— start of GIVEN RECORDS —
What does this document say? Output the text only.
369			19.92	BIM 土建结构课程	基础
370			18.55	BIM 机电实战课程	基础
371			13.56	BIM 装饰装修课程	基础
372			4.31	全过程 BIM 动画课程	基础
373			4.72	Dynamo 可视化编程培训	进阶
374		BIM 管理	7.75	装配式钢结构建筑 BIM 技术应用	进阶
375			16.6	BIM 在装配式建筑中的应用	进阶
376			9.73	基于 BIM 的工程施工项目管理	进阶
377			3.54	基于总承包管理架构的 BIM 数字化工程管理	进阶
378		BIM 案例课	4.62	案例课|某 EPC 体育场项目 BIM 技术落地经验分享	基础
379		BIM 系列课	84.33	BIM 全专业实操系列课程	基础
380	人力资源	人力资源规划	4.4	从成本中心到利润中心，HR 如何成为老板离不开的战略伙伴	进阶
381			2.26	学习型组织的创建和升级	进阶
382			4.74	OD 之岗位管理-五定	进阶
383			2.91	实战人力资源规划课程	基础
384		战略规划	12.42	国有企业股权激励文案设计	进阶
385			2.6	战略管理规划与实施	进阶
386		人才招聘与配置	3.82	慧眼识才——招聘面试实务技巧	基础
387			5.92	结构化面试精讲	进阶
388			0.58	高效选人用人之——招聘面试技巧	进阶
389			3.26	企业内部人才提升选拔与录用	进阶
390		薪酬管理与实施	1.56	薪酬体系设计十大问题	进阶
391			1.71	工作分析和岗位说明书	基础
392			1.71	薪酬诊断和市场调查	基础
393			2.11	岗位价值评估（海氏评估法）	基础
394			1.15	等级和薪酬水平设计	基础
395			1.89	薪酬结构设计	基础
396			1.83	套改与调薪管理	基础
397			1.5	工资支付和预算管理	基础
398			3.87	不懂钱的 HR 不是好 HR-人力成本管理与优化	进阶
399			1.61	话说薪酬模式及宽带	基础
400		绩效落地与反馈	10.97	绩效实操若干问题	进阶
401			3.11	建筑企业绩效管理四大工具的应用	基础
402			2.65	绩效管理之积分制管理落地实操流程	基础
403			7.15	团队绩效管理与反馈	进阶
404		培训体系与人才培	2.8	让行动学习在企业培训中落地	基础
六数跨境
— end of GIVEN RECORDS —
From the first line to the last, please quote the material above exactly.

# THE RESULT
What does this document say? Output the text only.
369			19.92	BIM 土建结构课程	基础
370			18.55	BIM 机电实战课程	基础
371			13.56	BIM 装饰装修课程	基础
372			4.31	全过程 BIM 动画课程	基础
373			4.72	Dynamo 可视化编程培训	进阶
374		BIM 管理	7.75	装配式钢结构建筑 BIM 技术应用	进阶
375			16.6	BIM 在装配式建筑中的应用	进阶
376			9.73	基于 BIM 的工程施工项目管理	进阶
377			3.54	基于总承包管理架构的 BIM 数字化工程管理	进阶
378		BIM 案例课	4.62	案例课|某 EPC 体育场项目 BIM 技术落地经验分享	基础
379		BIM 系列课	84.33	BIM 全专业实操系列课程	基础
380	人力资源	人力资源规划	4.4	从成本中心到利润中心，HR 如何成为老板离不开的战略伙伴	进阶
381			2.26	学习型组织的创建和升级	进阶
382			4.74	OD 之岗位管理-五定	进阶
383			2.91	实战人力资源规划课程	基础
384		战略规划	12.42	国有企业股权激励文案设计	进阶
385			2.6	战略管理规划与实施	进阶
386		人才招聘与配置	3.82	慧眼识才——招聘面试实务技巧	基础
387			5.92	结构化面试精讲	进阶
388			0.58	高效选人用人之——招聘面试技巧	进阶
389			3.26	企业内部人才提升选拔与录用	进阶
390		薪酬管理与实施	1.56	薪酬体系设计十大问题	进阶
391			1.71	工作分析和岗位说明书	基础
392			1.71	薪酬诊断和市场调查	基础
393			2.11	岗位价值评估（海氏评估法）	基础
394			1.15	等级和薪酬水平设计	基础
395			1.89	薪酬结构设计	基础
396			1.83	套改与调薪管理	基础
397			1.5	工资支付和预算管理	基础
398			3.87	不懂钱的 HR 不是好 HR-人力成本管理与优化	进阶
399			1.61	话说薪酬模式及宽带	基础
400		绩效落地与反馈	10.97	绩效实操若干问题	进阶
401			3.11	建筑企业绩效管理四大工具的应用	基础
402			2.65	绩效管理之积分制管理落地实操流程	基础
403			7.15	团队绩效管理与反馈	进阶
404		培训体系与人才培	2.8	让行动学习在企业培训中落地	基础
六数跨境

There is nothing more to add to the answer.